→ REQUEST 1:
In the code explanation, change "row" to "vector" and give the passage again, starting with "Input is a 2D" and going on through "(m) and JA (o)".
### SELECTED TEXT
Input is a 2D array of numbers and output is an array of [A, IA, JA].

Explained

a=>[
    a.map((b,i) => (                                // map each matrix row
            b = b.filter((x,c) => x                 // filter to only non-zero elements
                && o.push(c)                        // and add this index to JA
            )
            m[i+1] = m[i] + b.length,               // set next value of IA
            b                                       // and return filtered row
        ),
        m=[0],o=[]                          // initialize IA (m) and JA (o)
######
→ REQUEST 2:
Recast part of the records as a Markdown table with the columns Nr and Entry, starting with the line with "pie-leader-line bbox=[802, 254, 808, 280]" and going on through the line with "clock-minute-hand bbox=[1086, 554, 1113, 557]". Give each line a row number and leave out blank lines.
### DATA LISTING
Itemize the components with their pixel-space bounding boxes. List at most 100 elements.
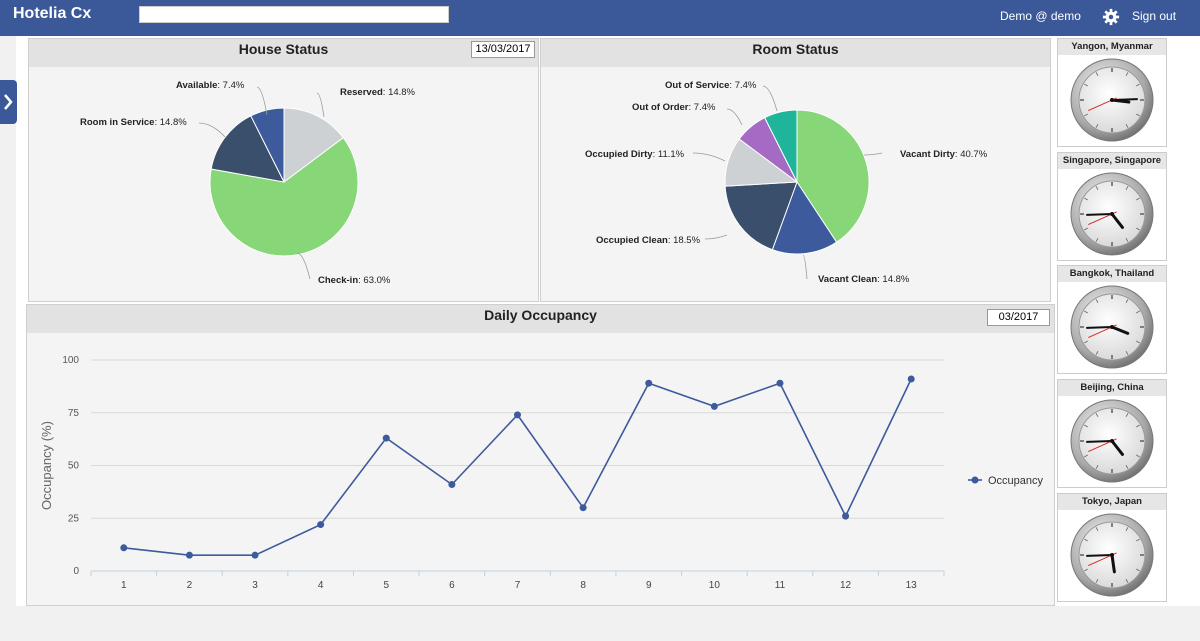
pie-leader-line bbox=[802, 254, 808, 280]
clock-tick bbox=[1095, 72, 1099, 76]
pie-label: Out of Service: 7.4% bbox=[665, 80, 757, 91]
analog-clock bbox=[1070, 172, 1154, 256]
gear-icon[interactable] bbox=[1102, 8, 1120, 26]
clock-tick bbox=[1084, 424, 1088, 428]
house-status-date[interactable]: 13/03/2017 bbox=[471, 41, 535, 58]
analog-clock bbox=[1070, 58, 1154, 142]
data-point[interactable] bbox=[514, 411, 521, 419]
clock-minute-hand bbox=[1086, 213, 1113, 216]
analog-clock bbox=[1070, 513, 1154, 597]
clock-tick bbox=[1084, 83, 1088, 87]
data-point[interactable] bbox=[120, 544, 128, 552]
clock-hour-hand bbox=[1110, 212, 1124, 229]
data-point[interactable] bbox=[448, 480, 456, 488]
house-status-pie-chart bbox=[198, 86, 359, 280]
clock-minute-hand bbox=[1086, 554, 1113, 557]
y-axis-label: Occupancy (%) bbox=[39, 421, 54, 510]
pie-slice-available[interactable] bbox=[250, 107, 285, 183]
clock-panel: Yangon, Myanmar bbox=[1057, 38, 1167, 147]
clock-center bbox=[1110, 553, 1114, 557]
data-point[interactable] bbox=[317, 521, 325, 529]
x-tick-label: 13 bbox=[906, 580, 918, 591]
clock-tick bbox=[1125, 124, 1129, 128]
clock-tick bbox=[1095, 351, 1099, 355]
x-tick-label: 4 bbox=[318, 580, 324, 591]
sidebar-toggle[interactable] bbox=[0, 80, 17, 124]
sign-out-link[interactable]: Sign out bbox=[1132, 9, 1177, 23]
clock-panel: Bangkok, Thailand bbox=[1057, 265, 1167, 374]
data-point[interactable] bbox=[251, 551, 259, 559]
pie-slice-reserved[interactable] bbox=[283, 107, 345, 183]
pie-slice-out-of-service[interactable] bbox=[764, 109, 798, 183]
x-tick-label: 2 bbox=[187, 580, 193, 591]
clock-minute-hand bbox=[1086, 440, 1113, 443]
clock-city-label: Tokyo, Japan bbox=[1058, 494, 1166, 510]
x-tick-label: 9 bbox=[646, 580, 652, 591]
occupancy-month[interactable]: 03/2017 bbox=[987, 309, 1050, 326]
pie-leader-line bbox=[296, 252, 311, 280]
clock-tick bbox=[1136, 83, 1140, 87]
x-tick-label: 10 bbox=[709, 580, 721, 591]
y-tick-label: 50 bbox=[68, 461, 80, 472]
pie-slice-occupied-clean[interactable] bbox=[724, 181, 798, 251]
clock-tick bbox=[1125, 186, 1129, 190]
data-point[interactable] bbox=[842, 512, 850, 520]
clock-city-label: Beijing, China bbox=[1058, 380, 1166, 396]
clock-panel: Beijing, China bbox=[1057, 379, 1167, 488]
clock-tick bbox=[1084, 568, 1088, 572]
analog-clock bbox=[1070, 285, 1154, 369]
pie-slice-room-in-service[interactable] bbox=[210, 115, 285, 183]
panel-title: Daily Occupancy bbox=[27, 305, 1054, 333]
search-input[interactable] bbox=[139, 6, 449, 23]
x-tick-label: 6 bbox=[449, 580, 455, 591]
top-bar: Hotelia Cx Demo @ demo Sign out bbox=[0, 0, 1200, 36]
daily-occupancy-panel: Daily Occupancy 03/2017 0 25 50 75 100 1 2 3 4 5 6… bbox=[26, 304, 1055, 606]
pie-leader-line bbox=[692, 152, 726, 162]
data-point[interactable] bbox=[382, 434, 390, 442]
clock-hour-hand bbox=[1110, 439, 1124, 456]
app-title: Hotelia Cx bbox=[13, 5, 92, 22]
pie-leader-line bbox=[726, 108, 743, 126]
data-point[interactable] bbox=[710, 402, 718, 410]
pie-slice-check-in[interactable] bbox=[209, 137, 359, 257]
x-tick-label: 7 bbox=[515, 580, 521, 591]
clock-tick bbox=[1136, 197, 1140, 201]
clock-tick bbox=[1125, 72, 1129, 76]
data-point[interactable] bbox=[645, 379, 653, 387]
pie-leader-line bbox=[762, 85, 778, 112]
data-point[interactable] bbox=[185, 551, 193, 559]
user-label: Demo @ demo bbox=[1000, 9, 1081, 23]
clock-hour-hand bbox=[1110, 325, 1130, 335]
series-line-occupancy bbox=[123, 378, 912, 556]
pie-label: Occupied Dirty: 11.1% bbox=[585, 149, 685, 160]
clock-tick bbox=[1084, 340, 1088, 344]
pie-slice-vacant-clean[interactable] bbox=[771, 180, 838, 255]
clock-tick bbox=[1084, 197, 1088, 201]
data-point[interactable] bbox=[579, 504, 587, 512]
clock-city-label: Singapore, Singapore bbox=[1058, 153, 1166, 169]
clock-panel: Singapore, Singapore bbox=[1057, 152, 1167, 261]
y-tick-label: 25 bbox=[68, 513, 80, 524]
clock-tick bbox=[1095, 527, 1099, 531]
clock-tick bbox=[1136, 310, 1140, 314]
data-point[interactable] bbox=[776, 379, 784, 387]
clock-tick bbox=[1084, 538, 1088, 542]
data-point[interactable] bbox=[907, 375, 915, 383]
clock-tick bbox=[1136, 454, 1140, 458]
pie-label: Vacant Clean: 14.8% bbox=[818, 274, 910, 285]
x-tick-label: 12 bbox=[840, 580, 852, 591]
clock-minute-hand bbox=[1086, 326, 1113, 329]
clock-tick bbox=[1125, 238, 1129, 242]
pie-leader-line bbox=[863, 152, 883, 156]
clock-tick bbox=[1084, 454, 1088, 458]
clock-tick bbox=[1136, 340, 1140, 344]
clock-tick bbox=[1125, 299, 1129, 303]
clock-tick bbox=[1136, 227, 1140, 231]
x-tick-label: 5 bbox=[383, 580, 389, 591]
y-tick-label: 0 bbox=[73, 566, 79, 577]
x-tick-label: 8 bbox=[580, 580, 586, 591]
clock-tick bbox=[1095, 579, 1099, 583]
clock-tick bbox=[1136, 538, 1140, 542]
legend-label[interactable]: Occupancy bbox=[988, 475, 1044, 487]
clock-center bbox=[1110, 212, 1114, 216]
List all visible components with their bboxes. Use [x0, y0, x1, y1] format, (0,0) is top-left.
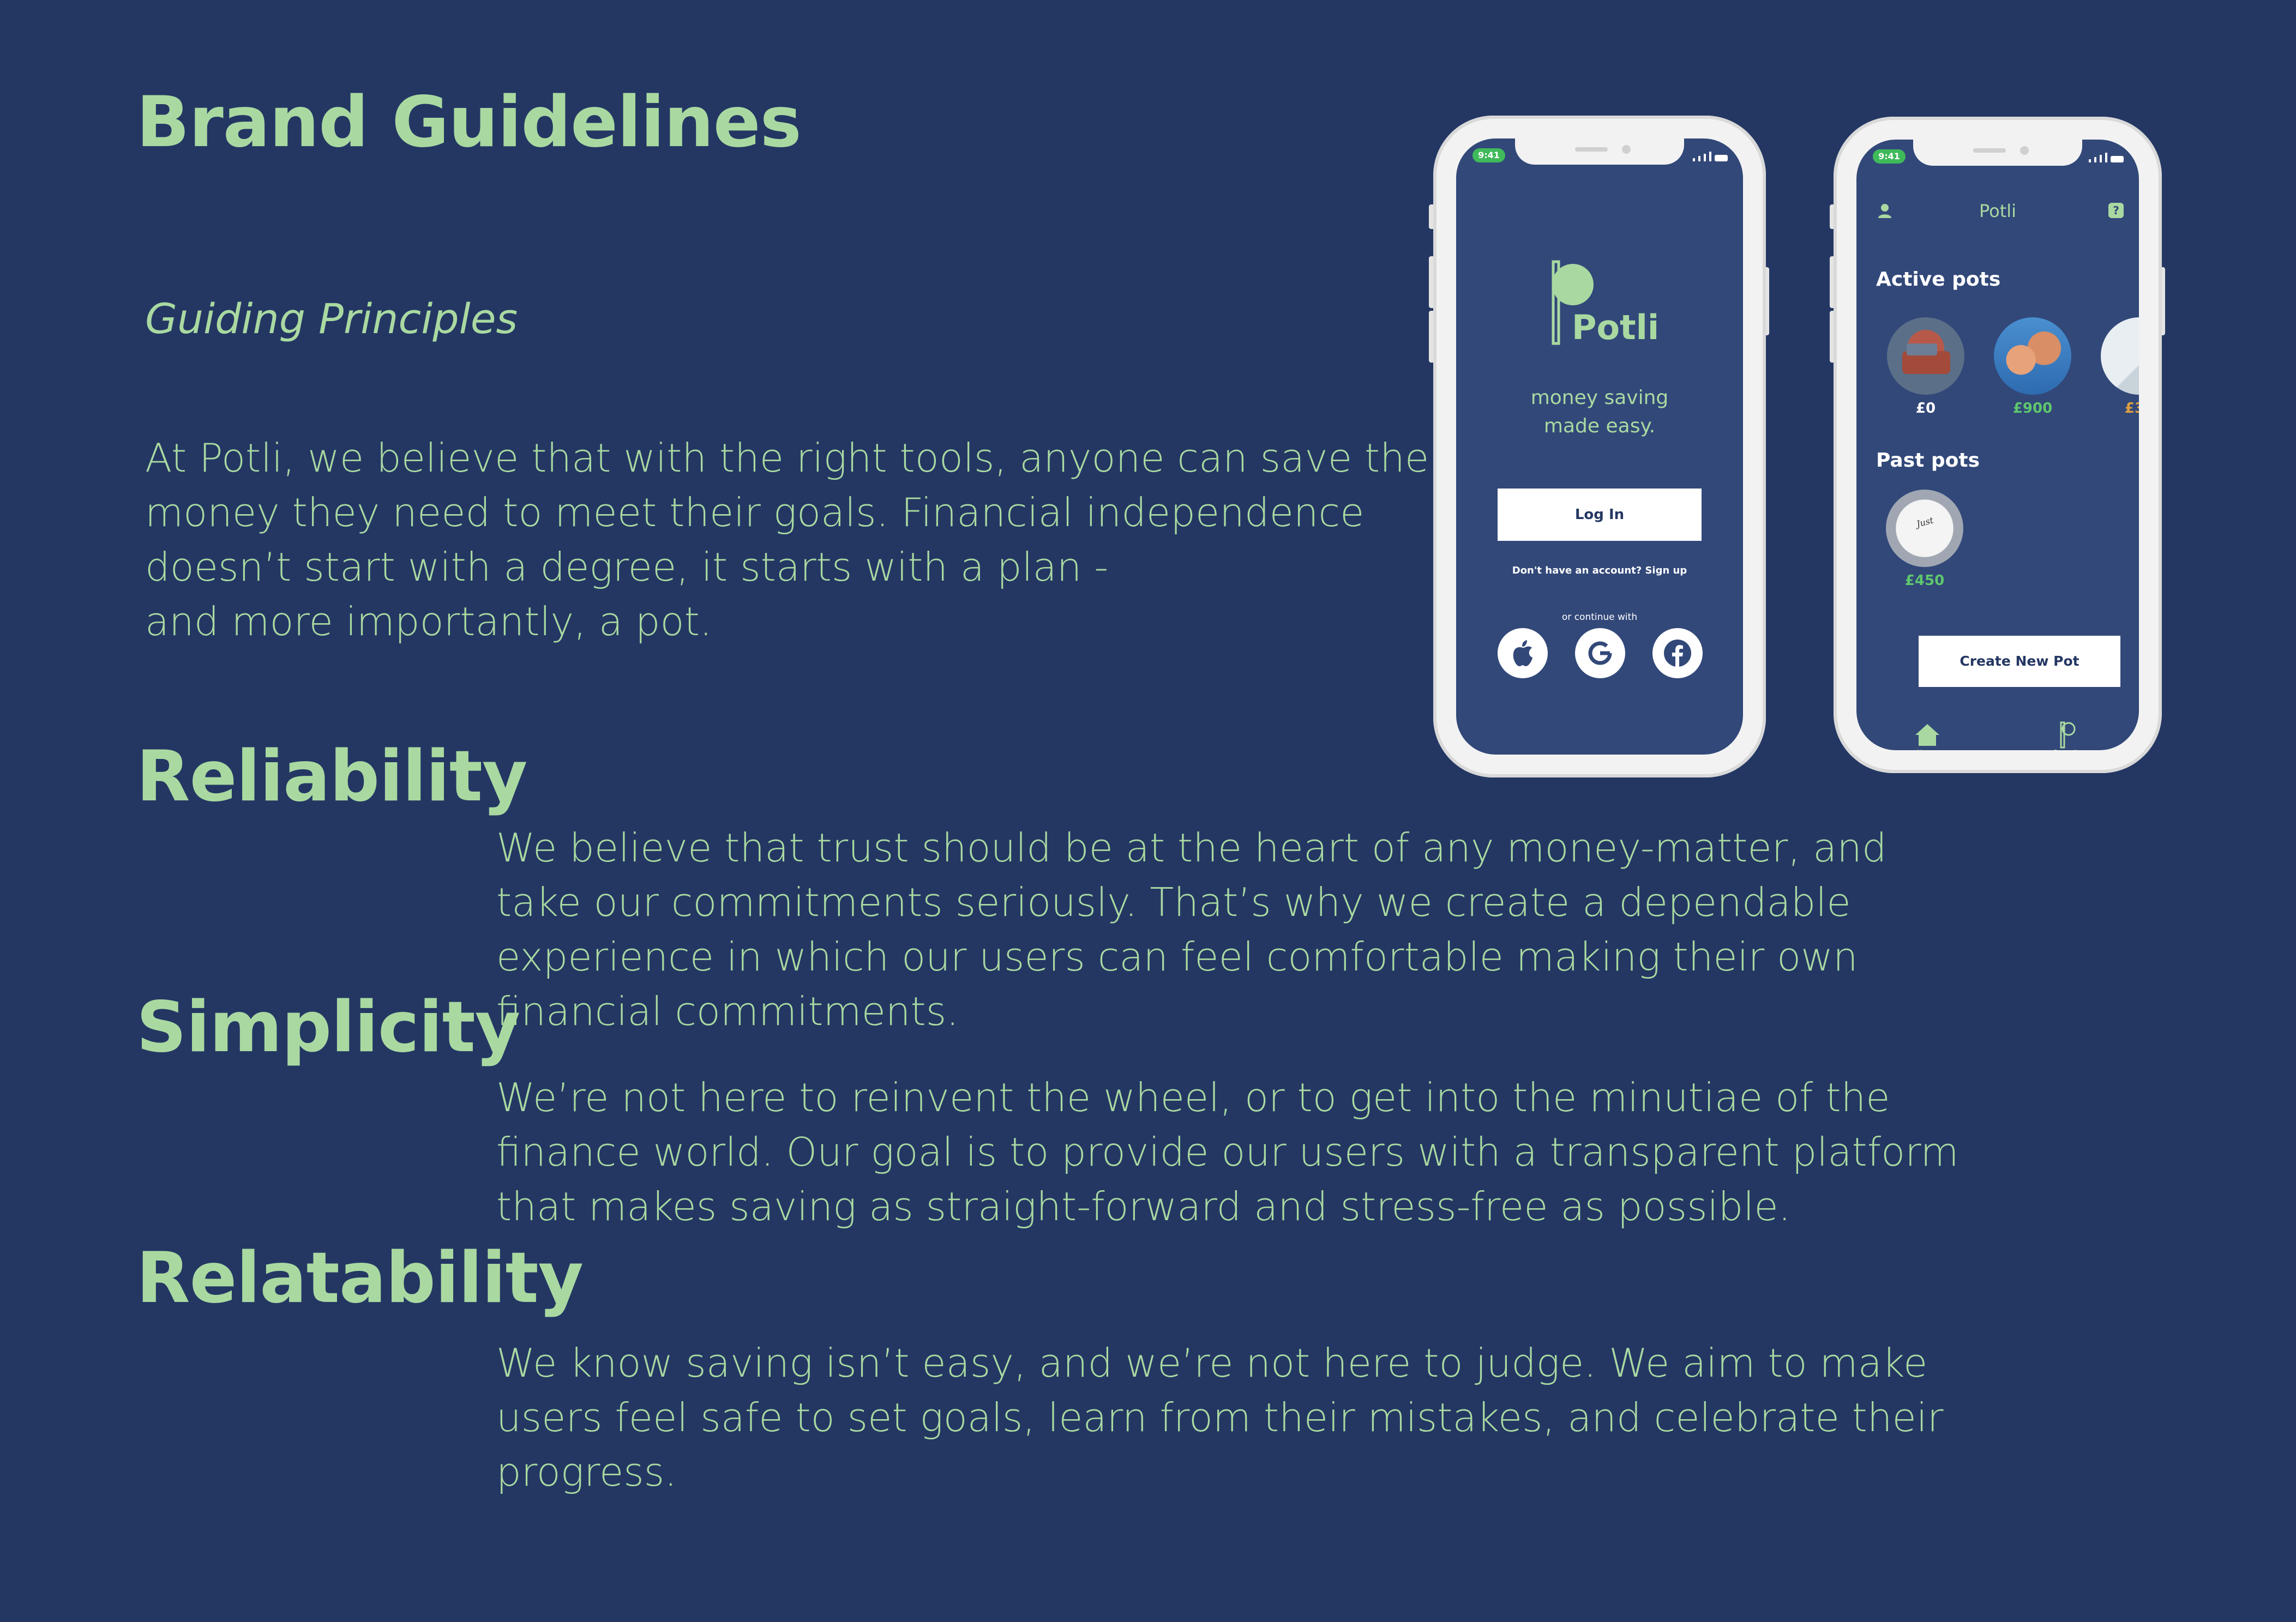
signup-link[interactable]: Don't have an account? Sign up [1512, 565, 1687, 576]
relatability-line: progress. [496, 1449, 677, 1495]
past-pot-cake[interactable]: Just [1886, 490, 1963, 567]
status-icons [2089, 150, 2124, 162]
relatability-line: We know saving isn’t easy, and we’re not… [496, 1340, 1928, 1386]
intro-line: doesn’t start with a degree, it starts w… [145, 544, 1109, 590]
facebook-icon [1664, 640, 1691, 667]
tagline: money saving made easy. [1456, 384, 1743, 441]
battery-icon [2111, 156, 2124, 162]
active-pot-amount: £0 [1915, 400, 1936, 417]
apple-login-button[interactable] [1498, 628, 1548, 678]
home-phone-mockup: 9:41 Potli ? Active pots £0 £900 £35 Pas… [1834, 117, 2162, 773]
login-phone-mockup: 9:41 Potli money saving made easy. Log I… [1433, 116, 1766, 777]
status-time: 9:41 [1472, 148, 1505, 162]
logo-wordmark: Potli [1572, 307, 1660, 347]
intro-line: At Potli, we believe that with the right… [145, 435, 1429, 481]
past-pots-title: Past pots [1876, 449, 1980, 472]
reliability-paragraph: We believe that trust should be at the h… [496, 821, 1887, 1039]
active-pot-amount: £900 [2012, 400, 2053, 417]
help-icon[interactable]: ? [2108, 203, 2124, 218]
simplicity-line: that makes saving as straight-forward an… [496, 1184, 1791, 1229]
intro-line: and more importantly, a pot. [145, 599, 712, 644]
tagline-line: money saving [1530, 387, 1669, 409]
apple-icon [1513, 640, 1532, 666]
simplicity-paragraph: We’re not here to reinvent the wheel, or… [496, 1070, 1959, 1234]
active-pot-car[interactable] [1887, 317, 1964, 395]
active-pot-people[interactable] [1994, 317, 2071, 395]
simplicity-line: finance world. Our goal is to provide ou… [496, 1129, 1959, 1175]
potli-logo-icon [1552, 260, 1594, 345]
battery-icon [1715, 155, 1728, 161]
phone-notch [1913, 140, 2082, 166]
profile-icon[interactable] [1877, 203, 1892, 219]
continue-with-label: or continue with [1561, 612, 1638, 623]
status-time: 9:41 [1873, 149, 1906, 164]
reliability-line: take our commitments seriously. That’s w… [496, 879, 1851, 925]
active-pots-title: Active pots [1876, 268, 2001, 291]
phone-notch [1515, 138, 1684, 165]
relatability-line: users feel safe to set goals, learn from… [496, 1395, 1944, 1440]
nav-spending-label[interactable]: Spending [2045, 749, 2094, 750]
status-icons [1693, 149, 1728, 161]
spending-icon[interactable] [2059, 721, 2076, 749]
reliability-line: We believe that trust should be at the h… [496, 825, 1887, 871]
login-screen: 9:41 Potli money saving made easy. Log I… [1456, 138, 1743, 755]
active-pot-amount: £35 [2124, 400, 2139, 417]
intro-line: money they need to meet their goals. Fin… [145, 490, 1365, 535]
tagline-line: made easy. [1543, 415, 1656, 437]
login-button[interactable]: Log In [1498, 489, 1702, 541]
google-login-button[interactable] [1575, 628, 1625, 678]
reliability-line: experience in which our users can feel c… [496, 934, 1858, 980]
facebook-login-button[interactable] [1652, 628, 1703, 678]
home-icon[interactable] [1914, 723, 1940, 747]
relatability-paragraph: We know saving isn’t easy, and we’re not… [496, 1336, 1943, 1499]
active-pot-partial[interactable] [2101, 317, 2139, 395]
reliability-heading: Reliability [136, 736, 527, 817]
create-new-pot-button[interactable]: Create New Pot [1919, 636, 2120, 687]
header-title: Potli [1979, 201, 2017, 221]
home-screen: 9:41 Potli ? Active pots £0 £900 £35 Pas… [1856, 140, 2139, 750]
past-pot-amount: £450 [1904, 572, 1945, 589]
guiding-principles-subtitle: Guiding Principles [145, 294, 518, 343]
google-icon [1588, 641, 1612, 665]
page-title: Brand Guidelines [136, 82, 802, 163]
relatability-heading: Relatability [136, 1238, 584, 1319]
simplicity-line: We’re not here to reinvent the wheel, or… [496, 1075, 1890, 1120]
nav-home-label[interactable]: Home [1906, 749, 1949, 750]
intro-paragraph: At Potli, we believe that with the right… [145, 431, 1429, 649]
simplicity-heading: Simplicity [136, 987, 520, 1068]
reliability-line: financial commitments. [496, 988, 959, 1034]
######
→ FULL SOLUTION 1:
Input is a 2D array of numbers and output is an array of [A, IA, JA].

Explained

a=>[
    a.map((b,i) => (                                // map each matrix vector
            b = b.filter((x,c) => x                 // filter to only non-zero elements
                && o.push(c)                        // and add this index to JA
            )
            m[i+1] = m[i] + b.length,               // set next value of IA
            b                                       // and return filtered vector
        ),
        m=[0],o=[]                          // initialize IA (m) and JA (o)

→ FULL SOLUTION 2:
| Nr | Entry |
|---|---|
| 1 | pie-leader-line bbox=[802, 254, 808, 280] |
| 2 | clock-tick bbox=[1095, 72, 1099, 76] |
| 3 | pie-label: Out of Service: 7.4% bbox=[665, 80, 757, 91] |
| 4 | analog-clock bbox=[1070, 172, 1154, 256] |
| 5 | gear-icon[interactable] bbox=[1102, 8, 1120, 26] |
| 6 | clock-tick bbox=[1084, 424, 1088, 428] |
| 7 | house-status-date[interactable]: 13/03/2017 bbox=[471, 41, 535, 58] |
| 8 | analog-clock bbox=[1070, 58, 1154, 142] |
| 9 | data-point[interactable] bbox=[514, 411, 521, 419] |
| 10 | clock-minute-hand bbox=[1086, 213, 1113, 216] |
| 11 | analog-clock bbox=[1070, 513, 1154, 597] |
| 12 | clock-tick bbox=[1084, 83, 1088, 87] |
| 13 | data-point[interactable] bbox=[120, 544, 128, 552] |
| 14 | clock-hour-hand bbox=[1110, 212, 1124, 229] |
| 15 | data-point[interactable] bbox=[448, 480, 456, 488] |
| 16 | house-status-pie-chart bbox=[198, 86, 359, 280] |
| 17 | clock-minute-hand bbox=[1086, 554, 1113, 557] |